• INFORMATION PROVIDED:

::::

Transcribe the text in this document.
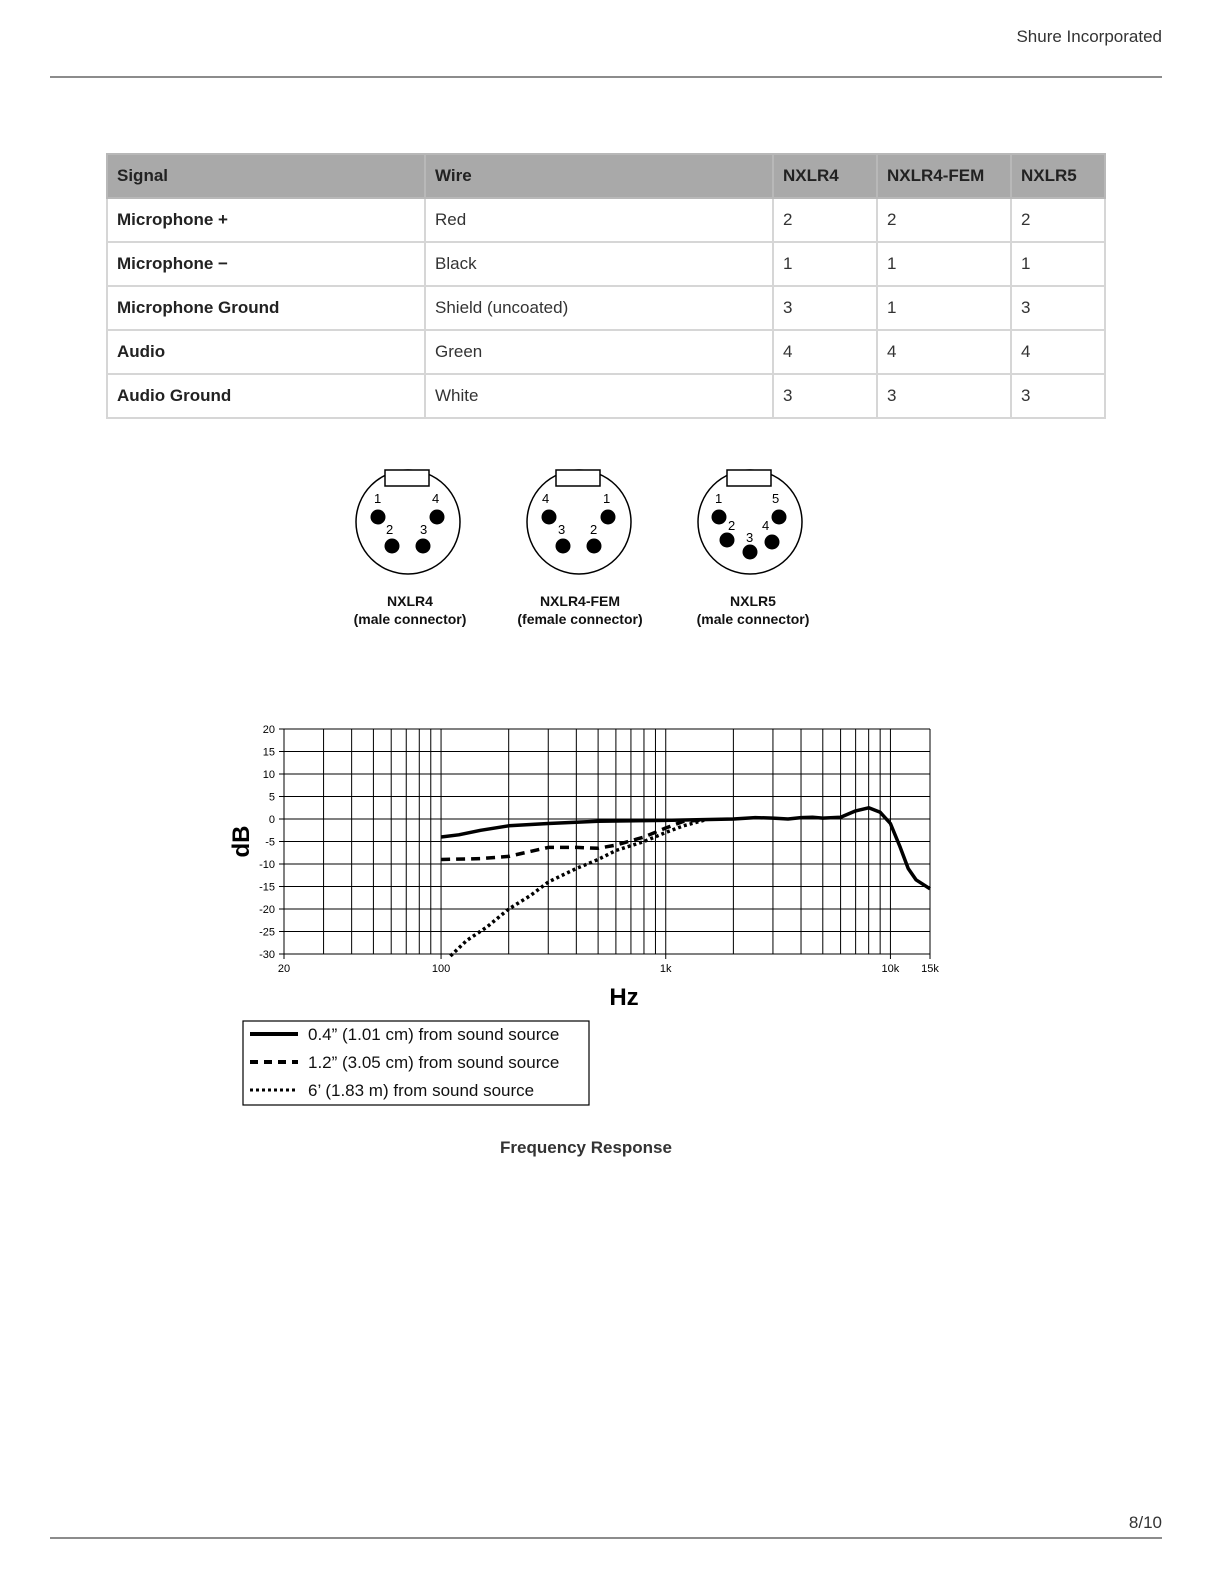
Shure Incorporated
Signal	Wire	NXLR4	NXLR4-FEM	NXLR5
Microphone +	Red	2	2	2
Microphone −	Black	1	1	1
Microphone Ground	Shield (uncoated)	3	1	3
Audio	Green	4	4	4
Audio Ground	White	3	3	3
1	4
2 3
4	1
3 2
1	5
2 4
3
NXLR4
(male connector)
NXLR4-FEM
(female connector)
NXLR5
(male connector)
20
15
10
5
0
-5
-10
-15
-20
-25
-30
20	100	1k	10k 15k
Hz
dB
0.4” (1.01 cm) from sound source
1.2” (3.05 cm) from sound source
6’ (1.83 m) from sound source
Frequency Response
8/10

::::

• WORK TO BE COMPLETED: From the entries above, extract every line where the word "Audio" appears.

• SOLUTION:
Audio	Green	4	4	4
Audio Ground	White	3	3	3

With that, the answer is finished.